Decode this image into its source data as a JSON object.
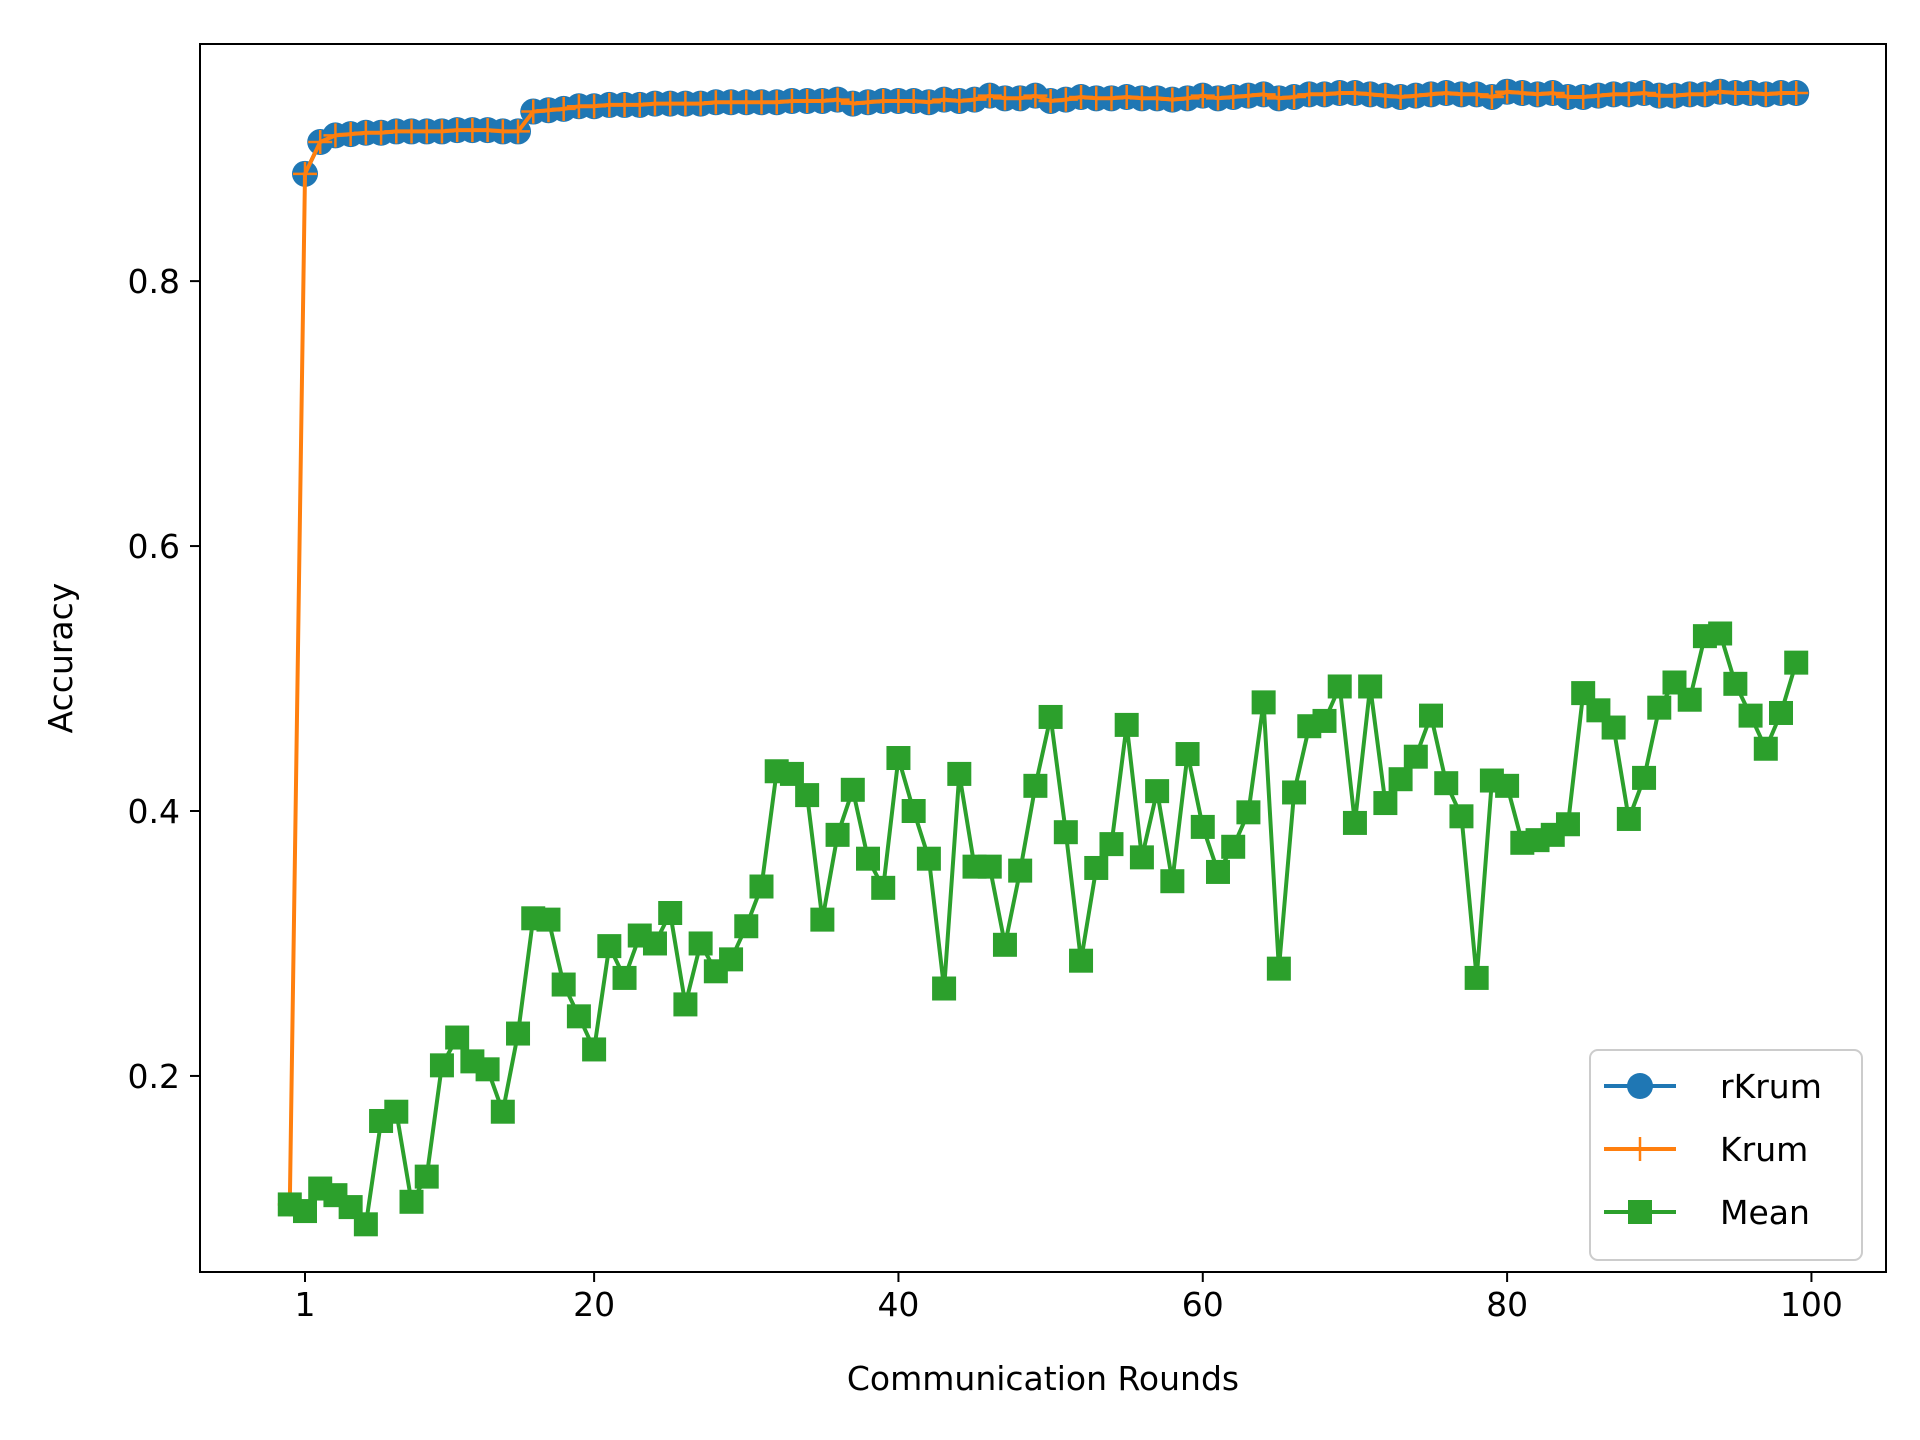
{
  "chart_data": {
    "type": "line",
    "title": "",
    "xlabel": "Communication Rounds",
    "ylabel": "Accuracy",
    "xlim": [
      -5.9,
      104.9
    ],
    "ylim": [
      0.052,
      0.979
    ],
    "xticks": [
      1,
      20,
      40,
      60,
      80,
      100
    ],
    "yticks": [
      0.2,
      0.4,
      0.6,
      0.8
    ],
    "ytick_labels": [
      "0.2",
      "0.4",
      "0.6",
      "0.8"
    ],
    "legend": {
      "position": "bottom-right"
    },
    "grid": false,
    "series": [
      {
        "name": "rKrum",
        "color": "#1f77b4",
        "marker": "circle",
        "x": [
          0,
          1,
          2,
          3,
          4,
          5,
          6,
          7,
          8,
          9,
          10,
          11,
          12,
          13,
          14,
          15,
          16,
          17,
          18,
          19,
          20,
          21,
          22,
          23,
          24,
          25,
          26,
          27,
          28,
          29,
          30,
          31,
          32,
          33,
          34,
          35,
          36,
          37,
          38,
          39,
          40,
          41,
          42,
          43,
          44,
          45,
          46,
          47,
          48,
          49,
          50,
          51,
          52,
          53,
          54,
          55,
          56,
          57,
          58,
          59,
          60,
          61,
          62,
          63,
          64,
          65,
          66,
          67,
          68,
          69,
          70,
          71,
          72,
          73,
          74,
          75,
          76,
          77,
          78,
          79,
          80,
          81,
          82,
          83,
          84,
          85,
          86,
          87,
          88,
          89,
          90,
          91,
          92,
          93,
          94,
          95,
          96,
          97,
          98,
          99
        ],
        "y": [
          null,
          0.881,
          0.905,
          0.91,
          0.911,
          0.912,
          0.912,
          0.913,
          0.913,
          0.913,
          0.913,
          0.914,
          0.914,
          0.914,
          0.913,
          0.913,
          0.928,
          0.929,
          0.93,
          0.932,
          0.932,
          0.933,
          0.933,
          0.933,
          0.934,
          0.934,
          0.934,
          0.934,
          0.935,
          0.935,
          0.935,
          0.935,
          0.935,
          0.936,
          0.936,
          0.936,
          0.937,
          0.934,
          0.935,
          0.936,
          0.936,
          0.936,
          0.935,
          0.937,
          0.936,
          0.937,
          0.94,
          0.938,
          0.938,
          0.94,
          0.936,
          0.937,
          0.939,
          0.938,
          0.938,
          0.939,
          0.938,
          0.938,
          0.937,
          0.938,
          0.94,
          0.938,
          0.939,
          0.94,
          0.941,
          0.938,
          0.939,
          0.941,
          0.941,
          0.942,
          0.942,
          0.941,
          0.94,
          0.939,
          0.94,
          0.941,
          0.942,
          0.941,
          0.941,
          0.939,
          0.943,
          0.942,
          0.941,
          0.942,
          0.939,
          0.939,
          0.94,
          0.941,
          0.941,
          0.942,
          0.94,
          0.94,
          0.941,
          0.941,
          0.943,
          0.942,
          0.942,
          0.941,
          0.942,
          0.942
        ]
      },
      {
        "name": "Krum",
        "color": "#ff7f0e",
        "marker": "plus",
        "x": [
          0,
          1,
          2,
          3,
          4,
          5,
          6,
          7,
          8,
          9,
          10,
          11,
          12,
          13,
          14,
          15,
          16,
          17,
          18,
          19,
          20,
          21,
          22,
          23,
          24,
          25,
          26,
          27,
          28,
          29,
          30,
          31,
          32,
          33,
          34,
          35,
          36,
          37,
          38,
          39,
          40,
          41,
          42,
          43,
          44,
          45,
          46,
          47,
          48,
          49,
          50,
          51,
          52,
          53,
          54,
          55,
          56,
          57,
          58,
          59,
          60,
          61,
          62,
          63,
          64,
          65,
          66,
          67,
          68,
          69,
          70,
          71,
          72,
          73,
          74,
          75,
          76,
          77,
          78,
          79,
          80,
          81,
          82,
          83,
          84,
          85,
          86,
          87,
          88,
          89,
          90,
          91,
          92,
          93,
          94,
          95,
          96,
          97,
          98,
          99
        ],
        "y": [
          0.103,
          0.881,
          0.905,
          0.91,
          0.911,
          0.912,
          0.912,
          0.913,
          0.913,
          0.913,
          0.913,
          0.914,
          0.914,
          0.914,
          0.913,
          0.913,
          0.928,
          0.929,
          0.93,
          0.932,
          0.932,
          0.933,
          0.933,
          0.933,
          0.934,
          0.934,
          0.934,
          0.934,
          0.935,
          0.935,
          0.935,
          0.935,
          0.935,
          0.936,
          0.936,
          0.936,
          0.937,
          0.934,
          0.935,
          0.936,
          0.936,
          0.936,
          0.935,
          0.937,
          0.936,
          0.937,
          0.94,
          0.938,
          0.938,
          0.94,
          0.936,
          0.937,
          0.939,
          0.938,
          0.938,
          0.939,
          0.938,
          0.938,
          0.937,
          0.938,
          0.94,
          0.938,
          0.939,
          0.94,
          0.941,
          0.938,
          0.939,
          0.941,
          0.941,
          0.942,
          0.942,
          0.941,
          0.94,
          0.939,
          0.94,
          0.941,
          0.942,
          0.941,
          0.941,
          0.939,
          0.943,
          0.942,
          0.941,
          0.942,
          0.939,
          0.939,
          0.94,
          0.941,
          0.941,
          0.942,
          0.94,
          0.94,
          0.941,
          0.941,
          0.943,
          0.942,
          0.942,
          0.941,
          0.942,
          0.942
        ]
      },
      {
        "name": "Mean",
        "color": "#2ca02c",
        "marker": "square",
        "x": [
          0,
          1,
          2,
          3,
          4,
          5,
          6,
          7,
          8,
          9,
          10,
          11,
          12,
          13,
          14,
          15,
          16,
          17,
          18,
          19,
          20,
          21,
          22,
          23,
          24,
          25,
          26,
          27,
          28,
          29,
          30,
          31,
          32,
          33,
          34,
          35,
          36,
          37,
          38,
          39,
          40,
          41,
          42,
          43,
          44,
          45,
          46,
          47,
          48,
          49,
          50,
          51,
          52,
          53,
          54,
          55,
          56,
          57,
          58,
          59,
          60,
          61,
          62,
          63,
          64,
          65,
          66,
          67,
          68,
          69,
          70,
          71,
          72,
          73,
          74,
          75,
          76,
          77,
          78,
          79,
          80,
          81,
          82,
          83,
          84,
          85,
          86,
          87,
          88,
          89,
          90,
          91,
          92,
          93,
          94,
          95,
          96,
          97,
          98,
          99
        ],
        "y": [
          0.103,
          0.098,
          0.115,
          0.11,
          0.101,
          0.088,
          0.166,
          0.173,
          0.105,
          0.124,
          0.208,
          0.229,
          0.211,
          0.205,
          0.173,
          0.232,
          0.319,
          0.318,
          0.269,
          0.245,
          0.22,
          0.298,
          0.274,
          0.306,
          0.3,
          0.323,
          0.254,
          0.3,
          0.279,
          0.288,
          0.313,
          0.343,
          0.43,
          0.428,
          0.412,
          0.318,
          0.382,
          0.416,
          0.364,
          0.342,
          0.44,
          0.4,
          0.364,
          0.266,
          0.428,
          0.358,
          0.358,
          0.299,
          0.355,
          0.419,
          0.471,
          0.384,
          0.287,
          0.357,
          0.375,
          0.465,
          0.365,
          0.415,
          0.347,
          0.443,
          0.388,
          0.354,
          0.373,
          0.399,
          0.482,
          0.281,
          0.414,
          0.464,
          0.468,
          0.494,
          0.391,
          0.494,
          0.406,
          0.424,
          0.441,
          0.472,
          0.421,
          0.396,
          0.274,
          0.423,
          0.419,
          0.376,
          0.378,
          0.382,
          0.39,
          0.489,
          0.476,
          0.463,
          0.394,
          0.425,
          0.478,
          0.497,
          0.484,
          0.532,
          0.534,
          0.496,
          0.472,
          0.447,
          0.474,
          0.512
        ]
      }
    ]
  }
}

» WHAT YOU ARE ASKED TO DO
Restate the data above word for word. Do not include the images.

» RESULT OF THIS EXERCISE
Decode this image into its source data as a JSON object.
{
  "chart_data": {
    "type": "line",
    "title": "",
    "xlabel": "Communication Rounds",
    "ylabel": "Accuracy",
    "xlim": [
      -5.9,
      104.9
    ],
    "ylim": [
      0.052,
      0.979
    ],
    "xticks": [
      1,
      20,
      40,
      60,
      80,
      100
    ],
    "yticks": [
      0.2,
      0.4,
      0.6,
      0.8
    ],
    "ytick_labels": [
      "0.2",
      "0.4",
      "0.6",
      "0.8"
    ],
    "legend": {
      "position": "bottom-right"
    },
    "grid": false,
    "series": [
      {
        "name": "rKrum",
        "color": "#1f77b4",
        "marker": "circle",
        "x": [
          0,
          1,
          2,
          3,
          4,
          5,
          6,
          7,
          8,
          9,
          10,
          11,
          12,
          13,
          14,
          15,
          16,
          17,
          18,
          19,
          20,
          21,
          22,
          23,
          24,
          25,
          26,
          27,
          28,
          29,
          30,
          31,
          32,
          33,
          34,
          35,
          36,
          37,
          38,
          39,
          40,
          41,
          42,
          43,
          44,
          45,
          46,
          47,
          48,
          49,
          50,
          51,
          52,
          53,
          54,
          55,
          56,
          57,
          58,
          59,
          60,
          61,
          62,
          63,
          64,
          65,
          66,
          67,
          68,
          69,
          70,
          71,
          72,
          73,
          74,
          75,
          76,
          77,
          78,
          79,
          80,
          81,
          82,
          83,
          84,
          85,
          86,
          87,
          88,
          89,
          90,
          91,
          92,
          93,
          94,
          95,
          96,
          97,
          98,
          99
        ],
        "y": [
          null,
          0.881,
          0.905,
          0.91,
          0.911,
          0.912,
          0.912,
          0.913,
          0.913,
          0.913,
          0.913,
          0.914,
          0.914,
          0.914,
          0.913,
          0.913,
          0.928,
          0.929,
          0.93,
          0.932,
          0.932,
          0.933,
          0.933,
          0.933,
          0.934,
          0.934,
          0.934,
          0.934,
          0.935,
          0.935,
          0.935,
          0.935,
          0.935,
          0.936,
          0.936,
          0.936,
          0.937,
          0.934,
          0.935,
          0.936,
          0.936,
          0.936,
          0.935,
          0.937,
          0.936,
          0.937,
          0.94,
          0.938,
          0.938,
          0.94,
          0.936,
          0.937,
          0.939,
          0.938,
          0.938,
          0.939,
          0.938,
          0.938,
          0.937,
          0.938,
          0.94,
          0.938,
          0.939,
          0.94,
          0.941,
          0.938,
          0.939,
          0.941,
          0.941,
          0.942,
          0.942,
          0.941,
          0.94,
          0.939,
          0.94,
          0.941,
          0.942,
          0.941,
          0.941,
          0.939,
          0.943,
          0.942,
          0.941,
          0.942,
          0.939,
          0.939,
          0.94,
          0.941,
          0.941,
          0.942,
          0.94,
          0.94,
          0.941,
          0.941,
          0.943,
          0.942,
          0.942,
          0.941,
          0.942,
          0.942
        ]
      },
      {
        "name": "Krum",
        "color": "#ff7f0e",
        "marker": "plus",
        "x": [
          0,
          1,
          2,
          3,
          4,
          5,
          6,
          7,
          8,
          9,
          10,
          11,
          12,
          13,
          14,
          15,
          16,
          17,
          18,
          19,
          20,
          21,
          22,
          23,
          24,
          25,
          26,
          27,
          28,
          29,
          30,
          31,
          32,
          33,
          34,
          35,
          36,
          37,
          38,
          39,
          40,
          41,
          42,
          43,
          44,
          45,
          46,
          47,
          48,
          49,
          50,
          51,
          52,
          53,
          54,
          55,
          56,
          57,
          58,
          59,
          60,
          61,
          62,
          63,
          64,
          65,
          66,
          67,
          68,
          69,
          70,
          71,
          72,
          73,
          74,
          75,
          76,
          77,
          78,
          79,
          80,
          81,
          82,
          83,
          84,
          85,
          86,
          87,
          88,
          89,
          90,
          91,
          92,
          93,
          94,
          95,
          96,
          97,
          98,
          99
        ],
        "y": [
          0.103,
          0.881,
          0.905,
          0.91,
          0.911,
          0.912,
          0.912,
          0.913,
          0.913,
          0.913,
          0.913,
          0.914,
          0.914,
          0.914,
          0.913,
          0.913,
          0.928,
          0.929,
          0.93,
          0.932,
          0.932,
          0.933,
          0.933,
          0.933,
          0.934,
          0.934,
          0.934,
          0.934,
          0.935,
          0.935,
          0.935,
          0.935,
          0.935,
          0.936,
          0.936,
          0.936,
          0.937,
          0.934,
          0.935,
          0.936,
          0.936,
          0.936,
          0.935,
          0.937,
          0.936,
          0.937,
          0.94,
          0.938,
          0.938,
          0.94,
          0.936,
          0.937,
          0.939,
          0.938,
          0.938,
          0.939,
          0.938,
          0.938,
          0.937,
          0.938,
          0.94,
          0.938,
          0.939,
          0.94,
          0.941,
          0.938,
          0.939,
          0.941,
          0.941,
          0.942,
          0.942,
          0.941,
          0.94,
          0.939,
          0.94,
          0.941,
          0.942,
          0.941,
          0.941,
          0.939,
          0.943,
          0.942,
          0.941,
          0.942,
          0.939,
          0.939,
          0.94,
          0.941,
          0.941,
          0.942,
          0.94,
          0.94,
          0.941,
          0.941,
          0.943,
          0.942,
          0.942,
          0.941,
          0.942,
          0.942
        ]
      },
      {
        "name": "Mean",
        "color": "#2ca02c",
        "marker": "square",
        "x": [
          0,
          1,
          2,
          3,
          4,
          5,
          6,
          7,
          8,
          9,
          10,
          11,
          12,
          13,
          14,
          15,
          16,
          17,
          18,
          19,
          20,
          21,
          22,
          23,
          24,
          25,
          26,
          27,
          28,
          29,
          30,
          31,
          32,
          33,
          34,
          35,
          36,
          37,
          38,
          39,
          40,
          41,
          42,
          43,
          44,
          45,
          46,
          47,
          48,
          49,
          50,
          51,
          52,
          53,
          54,
          55,
          56,
          57,
          58,
          59,
          60,
          61,
          62,
          63,
          64,
          65,
          66,
          67,
          68,
          69,
          70,
          71,
          72,
          73,
          74,
          75,
          76,
          77,
          78,
          79,
          80,
          81,
          82,
          83,
          84,
          85,
          86,
          87,
          88,
          89,
          90,
          91,
          92,
          93,
          94,
          95,
          96,
          97,
          98,
          99
        ],
        "y": [
          0.103,
          0.098,
          0.115,
          0.11,
          0.101,
          0.088,
          0.166,
          0.173,
          0.105,
          0.124,
          0.208,
          0.229,
          0.211,
          0.205,
          0.173,
          0.232,
          0.319,
          0.318,
          0.269,
          0.245,
          0.22,
          0.298,
          0.274,
          0.306,
          0.3,
          0.323,
          0.254,
          0.3,
          0.279,
          0.288,
          0.313,
          0.343,
          0.43,
          0.428,
          0.412,
          0.318,
          0.382,
          0.416,
          0.364,
          0.342,
          0.44,
          0.4,
          0.364,
          0.266,
          0.428,
          0.358,
          0.358,
          0.299,
          0.355,
          0.419,
          0.471,
          0.384,
          0.287,
          0.357,
          0.375,
          0.465,
          0.365,
          0.415,
          0.347,
          0.443,
          0.388,
          0.354,
          0.373,
          0.399,
          0.482,
          0.281,
          0.414,
          0.464,
          0.468,
          0.494,
          0.391,
          0.494,
          0.406,
          0.424,
          0.441,
          0.472,
          0.421,
          0.396,
          0.274,
          0.423,
          0.419,
          0.376,
          0.378,
          0.382,
          0.39,
          0.489,
          0.476,
          0.463,
          0.394,
          0.425,
          0.478,
          0.497,
          0.484,
          0.532,
          0.534,
          0.496,
          0.472,
          0.447,
          0.474,
          0.512
        ]
      }
    ]
  }
}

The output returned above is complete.